Problem statement. Write out the material again word for word, dropping any images it holds.

######

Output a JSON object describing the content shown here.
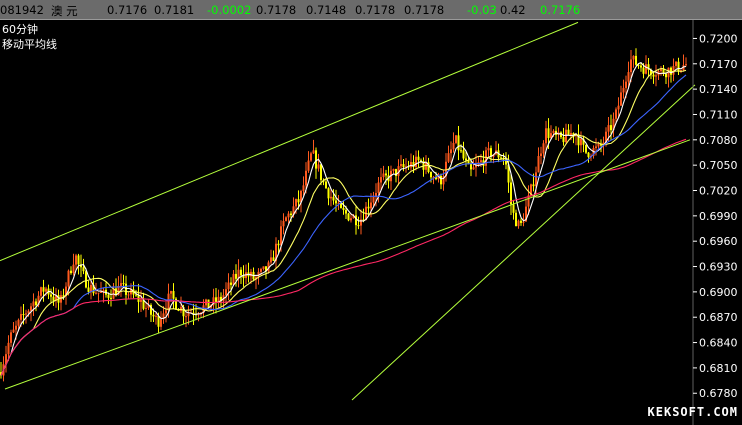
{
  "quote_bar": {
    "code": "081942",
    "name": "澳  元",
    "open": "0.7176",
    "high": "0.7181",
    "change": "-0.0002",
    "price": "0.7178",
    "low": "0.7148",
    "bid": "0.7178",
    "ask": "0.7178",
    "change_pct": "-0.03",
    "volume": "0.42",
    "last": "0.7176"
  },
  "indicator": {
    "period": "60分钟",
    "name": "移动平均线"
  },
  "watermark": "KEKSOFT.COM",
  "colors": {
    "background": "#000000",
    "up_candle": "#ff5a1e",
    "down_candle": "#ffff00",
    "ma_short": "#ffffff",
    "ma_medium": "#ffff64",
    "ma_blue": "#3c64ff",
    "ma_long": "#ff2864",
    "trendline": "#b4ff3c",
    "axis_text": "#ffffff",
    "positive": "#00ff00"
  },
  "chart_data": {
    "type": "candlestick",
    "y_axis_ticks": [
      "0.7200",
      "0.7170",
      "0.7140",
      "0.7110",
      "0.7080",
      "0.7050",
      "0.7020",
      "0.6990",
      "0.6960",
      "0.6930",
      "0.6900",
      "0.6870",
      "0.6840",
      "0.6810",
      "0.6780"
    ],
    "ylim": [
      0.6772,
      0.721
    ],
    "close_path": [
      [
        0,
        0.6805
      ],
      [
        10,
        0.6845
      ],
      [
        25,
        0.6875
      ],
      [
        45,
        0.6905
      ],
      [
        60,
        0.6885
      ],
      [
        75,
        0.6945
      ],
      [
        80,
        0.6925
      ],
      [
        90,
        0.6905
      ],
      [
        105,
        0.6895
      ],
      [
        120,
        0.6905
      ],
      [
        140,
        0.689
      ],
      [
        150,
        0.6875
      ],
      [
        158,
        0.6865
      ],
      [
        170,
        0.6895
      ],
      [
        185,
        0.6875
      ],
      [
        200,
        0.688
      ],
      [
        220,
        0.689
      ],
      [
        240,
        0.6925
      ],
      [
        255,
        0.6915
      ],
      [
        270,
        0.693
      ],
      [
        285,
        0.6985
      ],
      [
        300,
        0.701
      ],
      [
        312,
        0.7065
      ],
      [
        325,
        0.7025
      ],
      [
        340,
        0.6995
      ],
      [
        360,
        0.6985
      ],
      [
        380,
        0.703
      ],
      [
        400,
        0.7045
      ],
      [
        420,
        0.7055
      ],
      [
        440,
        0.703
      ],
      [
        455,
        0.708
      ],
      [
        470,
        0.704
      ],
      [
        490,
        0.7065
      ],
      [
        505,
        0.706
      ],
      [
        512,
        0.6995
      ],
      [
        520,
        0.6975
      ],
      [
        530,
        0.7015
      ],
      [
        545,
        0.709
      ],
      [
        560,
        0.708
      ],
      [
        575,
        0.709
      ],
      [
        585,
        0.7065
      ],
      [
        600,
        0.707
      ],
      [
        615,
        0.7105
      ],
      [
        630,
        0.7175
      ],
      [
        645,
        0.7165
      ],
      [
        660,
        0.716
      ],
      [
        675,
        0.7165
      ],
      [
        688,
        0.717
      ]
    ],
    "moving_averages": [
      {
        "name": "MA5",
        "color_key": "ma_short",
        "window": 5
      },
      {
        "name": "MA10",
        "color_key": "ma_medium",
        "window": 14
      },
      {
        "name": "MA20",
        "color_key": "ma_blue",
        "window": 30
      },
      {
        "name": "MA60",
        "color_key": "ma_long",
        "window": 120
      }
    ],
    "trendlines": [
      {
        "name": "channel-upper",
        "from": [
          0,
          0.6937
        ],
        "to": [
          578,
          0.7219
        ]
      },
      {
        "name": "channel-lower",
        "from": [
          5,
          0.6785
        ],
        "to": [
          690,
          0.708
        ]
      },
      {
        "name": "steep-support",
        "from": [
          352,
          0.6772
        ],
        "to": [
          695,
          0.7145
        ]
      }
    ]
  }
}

######

Response to this task.
Output a JSON object describing the content shown here.
{
  "quote_bar": {
    "code": "081942",
    "name": "澳  元",
    "open": "0.7176",
    "high": "0.7181",
    "change": "-0.0002",
    "price": "0.7178",
    "low": "0.7148",
    "bid": "0.7178",
    "ask": "0.7178",
    "change_pct": "-0.03",
    "volume": "0.42",
    "last": "0.7176"
  },
  "indicator": {
    "period": "60分钟",
    "name": "移动平均线"
  },
  "watermark": "KEKSOFT.COM",
  "colors": {
    "background": "#000000",
    "up_candle": "#ff5a1e",
    "down_candle": "#ffff00",
    "ma_short": "#ffffff",
    "ma_medium": "#ffff64",
    "ma_blue": "#3c64ff",
    "ma_long": "#ff2864",
    "trendline": "#b4ff3c",
    "axis_text": "#ffffff",
    "positive": "#00ff00"
  },
  "chart_data": {
    "type": "candlestick",
    "y_axis_ticks": [
      "0.7200",
      "0.7170",
      "0.7140",
      "0.7110",
      "0.7080",
      "0.7050",
      "0.7020",
      "0.6990",
      "0.6960",
      "0.6930",
      "0.6900",
      "0.6870",
      "0.6840",
      "0.6810",
      "0.6780"
    ],
    "ylim": [
      0.6772,
      0.721
    ],
    "close_path": [
      [
        0,
        0.6805
      ],
      [
        10,
        0.6845
      ],
      [
        25,
        0.6875
      ],
      [
        45,
        0.6905
      ],
      [
        60,
        0.6885
      ],
      [
        75,
        0.6945
      ],
      [
        80,
        0.6925
      ],
      [
        90,
        0.6905
      ],
      [
        105,
        0.6895
      ],
      [
        120,
        0.6905
      ],
      [
        140,
        0.689
      ],
      [
        150,
        0.6875
      ],
      [
        158,
        0.6865
      ],
      [
        170,
        0.6895
      ],
      [
        185,
        0.6875
      ],
      [
        200,
        0.688
      ],
      [
        220,
        0.689
      ],
      [
        240,
        0.6925
      ],
      [
        255,
        0.6915
      ],
      [
        270,
        0.693
      ],
      [
        285,
        0.6985
      ],
      [
        300,
        0.701
      ],
      [
        312,
        0.7065
      ],
      [
        325,
        0.7025
      ],
      [
        340,
        0.6995
      ],
      [
        360,
        0.6985
      ],
      [
        380,
        0.703
      ],
      [
        400,
        0.7045
      ],
      [
        420,
        0.7055
      ],
      [
        440,
        0.703
      ],
      [
        455,
        0.708
      ],
      [
        470,
        0.704
      ],
      [
        490,
        0.7065
      ],
      [
        505,
        0.706
      ],
      [
        512,
        0.6995
      ],
      [
        520,
        0.6975
      ],
      [
        530,
        0.7015
      ],
      [
        545,
        0.709
      ],
      [
        560,
        0.708
      ],
      [
        575,
        0.709
      ],
      [
        585,
        0.7065
      ],
      [
        600,
        0.707
      ],
      [
        615,
        0.7105
      ],
      [
        630,
        0.7175
      ],
      [
        645,
        0.7165
      ],
      [
        660,
        0.716
      ],
      [
        675,
        0.7165
      ],
      [
        688,
        0.717
      ]
    ],
    "moving_averages": [
      {
        "name": "MA5",
        "color_key": "ma_short",
        "window": 5
      },
      {
        "name": "MA10",
        "color_key": "ma_medium",
        "window": 14
      },
      {
        "name": "MA20",
        "color_key": "ma_blue",
        "window": 30
      },
      {
        "name": "MA60",
        "color_key": "ma_long",
        "window": 120
      }
    ],
    "trendlines": [
      {
        "name": "channel-upper",
        "from": [
          0,
          0.6937
        ],
        "to": [
          578,
          0.7219
        ]
      },
      {
        "name": "channel-lower",
        "from": [
          5,
          0.6785
        ],
        "to": [
          690,
          0.708
        ]
      },
      {
        "name": "steep-support",
        "from": [
          352,
          0.6772
        ],
        "to": [
          695,
          0.7145
        ]
      }
    ]
  }
}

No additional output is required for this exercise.